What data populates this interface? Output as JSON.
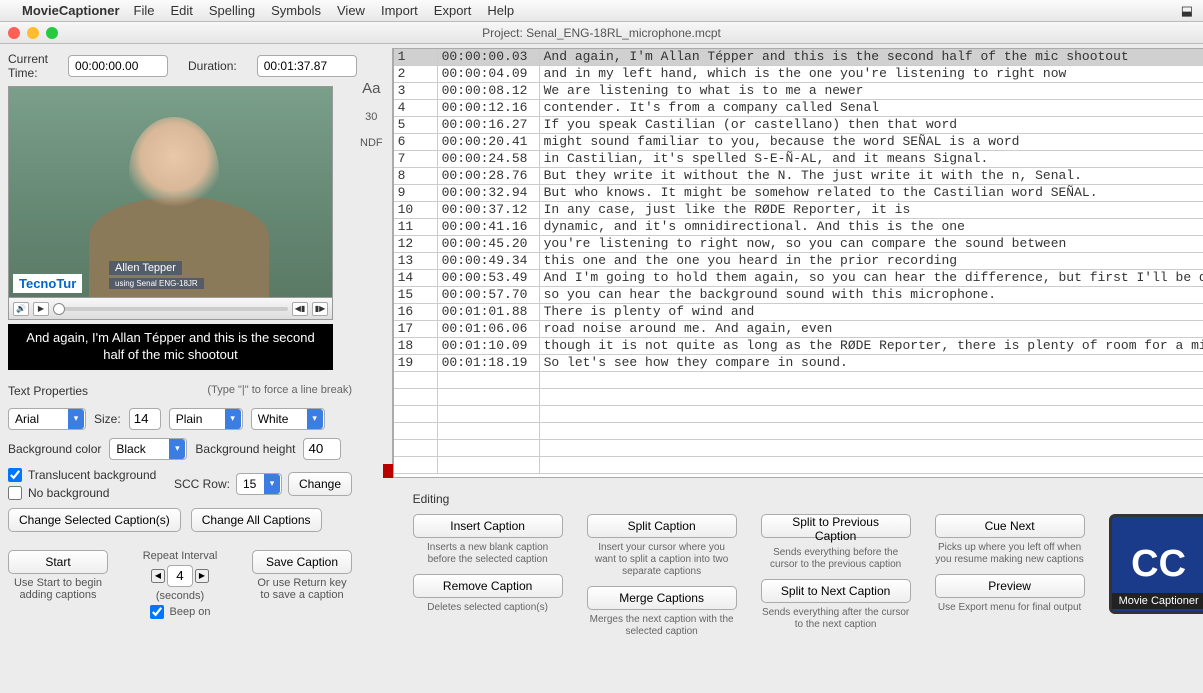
{
  "menubar": {
    "appname": "MovieCaptioner",
    "items": [
      "File",
      "Edit",
      "Spelling",
      "Symbols",
      "View",
      "Import",
      "Export",
      "Help"
    ]
  },
  "window_title": "Project: Senal_ENG-18RL_microphone.mcpt",
  "times": {
    "current_label": "Current Time:",
    "current": "00:00:00.00",
    "duration_label": "Duration:",
    "duration": "00:01:37.87"
  },
  "video": {
    "logo": "TecnoTur",
    "name_overlay": "Allen Tepper",
    "sub_overlay": "using Senal ENG-18JR"
  },
  "caption_preview": "And again, I'm Allan Tépper and this is the second half of the mic shootout",
  "text_properties": {
    "heading": "Text Properties",
    "hint": "(Type \"|\" to force a line break)",
    "font": "Arial",
    "size_label": "Size:",
    "size": "14",
    "style": "Plain",
    "color": "White",
    "bgcolor_label": "Background color",
    "bgcolor": "Black",
    "bgheight_label": "Background height",
    "bgheight": "40",
    "translucent": "Translucent background",
    "nobg": "No background",
    "sccrow_label": "SCC Row:",
    "sccrow": "15",
    "change": "Change",
    "change_selected": "Change Selected Caption(s)",
    "change_all": "Change All Captions"
  },
  "repeat": {
    "label": "Repeat Interval",
    "value": "4",
    "unit": "(seconds)",
    "start": "Start",
    "start_hint": "Use Start to begin adding captions",
    "beep": "Beep on",
    "save": "Save Caption",
    "save_hint": "Or use Return key to save a caption"
  },
  "mid": {
    "aa": "Aa",
    "ndf_num": "30",
    "ndf": "NDF"
  },
  "captions": [
    {
      "n": "1",
      "tc": "00:00:00.03",
      "t": "And again, I'm Allan Tépper and this is the second half of the mic shootout"
    },
    {
      "n": "2",
      "tc": "00:00:04.09",
      "t": "and in my left hand, which is the one you're listening to right now"
    },
    {
      "n": "3",
      "tc": "00:00:08.12",
      "t": "We are listening to what is to me a newer"
    },
    {
      "n": "4",
      "tc": "00:00:12.16",
      "t": "contender. It's from a company called Senal"
    },
    {
      "n": "5",
      "tc": "00:00:16.27",
      "t": "If you speak Castilian (or castellano) then that word"
    },
    {
      "n": "6",
      "tc": "00:00:20.41",
      "t": "might sound familiar to you, because the word SEÑAL is a word"
    },
    {
      "n": "7",
      "tc": "00:00:24.58",
      "t": "in Castilian, it's spelled S-E-Ñ-AL, and it means Signal."
    },
    {
      "n": "8",
      "tc": "00:00:28.76",
      "t": "But they write it without the N. The just write it with the n, Senal."
    },
    {
      "n": "9",
      "tc": "00:00:32.94",
      "t": "But who knows. It might be somehow related to the Castilian word SEÑAL."
    },
    {
      "n": "10",
      "tc": "00:00:37.12",
      "t": "In any case, just like the RØDE Reporter, it is"
    },
    {
      "n": "11",
      "tc": "00:00:41.16",
      "t": "dynamic, and it's omnidirectional. And this is the one"
    },
    {
      "n": "12",
      "tc": "00:00:45.20",
      "t": "you're listening to right now, so you can compare the sound between"
    },
    {
      "n": "13",
      "tc": "00:00:49.34",
      "t": "this one and the one you heard in the prior recording"
    },
    {
      "n": "14",
      "tc": "00:00:53.49",
      "t": "And I'm going to hold them again, so you can hear the difference, but first I'll be quiet"
    },
    {
      "n": "15",
      "tc": "00:00:57.70",
      "t": "so you can hear the background sound with this microphone."
    },
    {
      "n": "16",
      "tc": "00:01:01.88",
      "t": "There is plenty of wind and"
    },
    {
      "n": "17",
      "tc": "00:01:06.06",
      "t": "road noise around me. And again, even"
    },
    {
      "n": "18",
      "tc": "00:01:10.09",
      "t": "though it is not quite as long as the RØDE Reporter, there is plenty of room for a mic..."
    },
    {
      "n": "19",
      "tc": "00:01:18.19",
      "t": "So let's see how they compare in sound."
    }
  ],
  "editing": {
    "heading": "Editing",
    "cells": {
      "insert": {
        "label": "Insert Caption",
        "desc": "Inserts a new blank caption before the selected caption"
      },
      "split": {
        "label": "Split Caption",
        "desc": "Insert your cursor where you want to split a caption into two separate captions"
      },
      "split_prev": {
        "label": "Split to Previous Caption",
        "desc": "Sends everything before the cursor to the previous caption"
      },
      "cue": {
        "label": "Cue Next",
        "desc": "Picks up where you left off when you resume making new captions"
      },
      "remove": {
        "label": "Remove Caption",
        "desc": "Deletes selected caption(s)"
      },
      "merge": {
        "label": "Merge Captions",
        "desc": "Merges the next caption with the selected caption"
      },
      "split_next": {
        "label": "Split to Next Caption",
        "desc": "Sends everything after the cursor to the next caption"
      },
      "preview": {
        "label": "Preview",
        "desc": "Use Export menu for final output"
      }
    },
    "logo": {
      "cc": "CC",
      "name": "Movie Captioner"
    }
  }
}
---*---
--- EXERCISE DESCRIPTION ---
Repeat the material verbatim. Do not carry over any picture.

--- WRITTEN SOLUTION ---
What data populates this interface? Output as JSON.
{
  "menubar": {
    "appname": "MovieCaptioner",
    "items": [
      "File",
      "Edit",
      "Spelling",
      "Symbols",
      "View",
      "Import",
      "Export",
      "Help"
    ]
  },
  "window_title": "Project: Senal_ENG-18RL_microphone.mcpt",
  "times": {
    "current_label": "Current Time:",
    "current": "00:00:00.00",
    "duration_label": "Duration:",
    "duration": "00:01:37.87"
  },
  "video": {
    "logo": "TecnoTur",
    "name_overlay": "Allen Tepper",
    "sub_overlay": "using Senal ENG-18JR"
  },
  "caption_preview": "And again, I'm Allan Tépper and this is the second half of the mic shootout",
  "text_properties": {
    "heading": "Text Properties",
    "hint": "(Type \"|\" to force a line break)",
    "font": "Arial",
    "size_label": "Size:",
    "size": "14",
    "style": "Plain",
    "color": "White",
    "bgcolor_label": "Background color",
    "bgcolor": "Black",
    "bgheight_label": "Background height",
    "bgheight": "40",
    "translucent": "Translucent background",
    "nobg": "No background",
    "sccrow_label": "SCC Row:",
    "sccrow": "15",
    "change": "Change",
    "change_selected": "Change Selected Caption(s)",
    "change_all": "Change All Captions"
  },
  "repeat": {
    "label": "Repeat Interval",
    "value": "4",
    "unit": "(seconds)",
    "start": "Start",
    "start_hint": "Use Start to begin adding captions",
    "beep": "Beep on",
    "save": "Save Caption",
    "save_hint": "Or use Return key to save a caption"
  },
  "mid": {
    "aa": "Aa",
    "ndf_num": "30",
    "ndf": "NDF"
  },
  "captions": [
    {
      "n": "1",
      "tc": "00:00:00.03",
      "t": "And again, I'm Allan Tépper and this is the second half of the mic shootout"
    },
    {
      "n": "2",
      "tc": "00:00:04.09",
      "t": "and in my left hand, which is the one you're listening to right now"
    },
    {
      "n": "3",
      "tc": "00:00:08.12",
      "t": "We are listening to what is to me a newer"
    },
    {
      "n": "4",
      "tc": "00:00:12.16",
      "t": "contender. It's from a company called Senal"
    },
    {
      "n": "5",
      "tc": "00:00:16.27",
      "t": "If you speak Castilian (or castellano) then that word"
    },
    {
      "n": "6",
      "tc": "00:00:20.41",
      "t": "might sound familiar to you, because the word SEÑAL is a word"
    },
    {
      "n": "7",
      "tc": "00:00:24.58",
      "t": "in Castilian, it's spelled S-E-Ñ-AL, and it means Signal."
    },
    {
      "n": "8",
      "tc": "00:00:28.76",
      "t": "But they write it without the N. The just write it with the n, Senal."
    },
    {
      "n": "9",
      "tc": "00:00:32.94",
      "t": "But who knows. It might be somehow related to the Castilian word SEÑAL."
    },
    {
      "n": "10",
      "tc": "00:00:37.12",
      "t": "In any case, just like the RØDE Reporter, it is"
    },
    {
      "n": "11",
      "tc": "00:00:41.16",
      "t": "dynamic, and it's omnidirectional. And this is the one"
    },
    {
      "n": "12",
      "tc": "00:00:45.20",
      "t": "you're listening to right now, so you can compare the sound between"
    },
    {
      "n": "13",
      "tc": "00:00:49.34",
      "t": "this one and the one you heard in the prior recording"
    },
    {
      "n": "14",
      "tc": "00:00:53.49",
      "t": "And I'm going to hold them again, so you can hear the difference, but first I'll be quiet"
    },
    {
      "n": "15",
      "tc": "00:00:57.70",
      "t": "so you can hear the background sound with this microphone."
    },
    {
      "n": "16",
      "tc": "00:01:01.88",
      "t": "There is plenty of wind and"
    },
    {
      "n": "17",
      "tc": "00:01:06.06",
      "t": "road noise around me. And again, even"
    },
    {
      "n": "18",
      "tc": "00:01:10.09",
      "t": "though it is not quite as long as the RØDE Reporter, there is plenty of room for a mic..."
    },
    {
      "n": "19",
      "tc": "00:01:18.19",
      "t": "So let's see how they compare in sound."
    }
  ],
  "editing": {
    "heading": "Editing",
    "cells": {
      "insert": {
        "label": "Insert Caption",
        "desc": "Inserts a new blank caption before the selected caption"
      },
      "split": {
        "label": "Split Caption",
        "desc": "Insert your cursor where you want to split a caption into two separate captions"
      },
      "split_prev": {
        "label": "Split to Previous Caption",
        "desc": "Sends everything before the cursor to the previous caption"
      },
      "cue": {
        "label": "Cue Next",
        "desc": "Picks up where you left off when you resume making new captions"
      },
      "remove": {
        "label": "Remove Caption",
        "desc": "Deletes selected caption(s)"
      },
      "merge": {
        "label": "Merge Captions",
        "desc": "Merges the next caption with the selected caption"
      },
      "split_next": {
        "label": "Split to Next Caption",
        "desc": "Sends everything after the cursor to the next caption"
      },
      "preview": {
        "label": "Preview",
        "desc": "Use Export menu for final output"
      }
    },
    "logo": {
      "cc": "CC",
      "name": "Movie Captioner"
    }
  }
}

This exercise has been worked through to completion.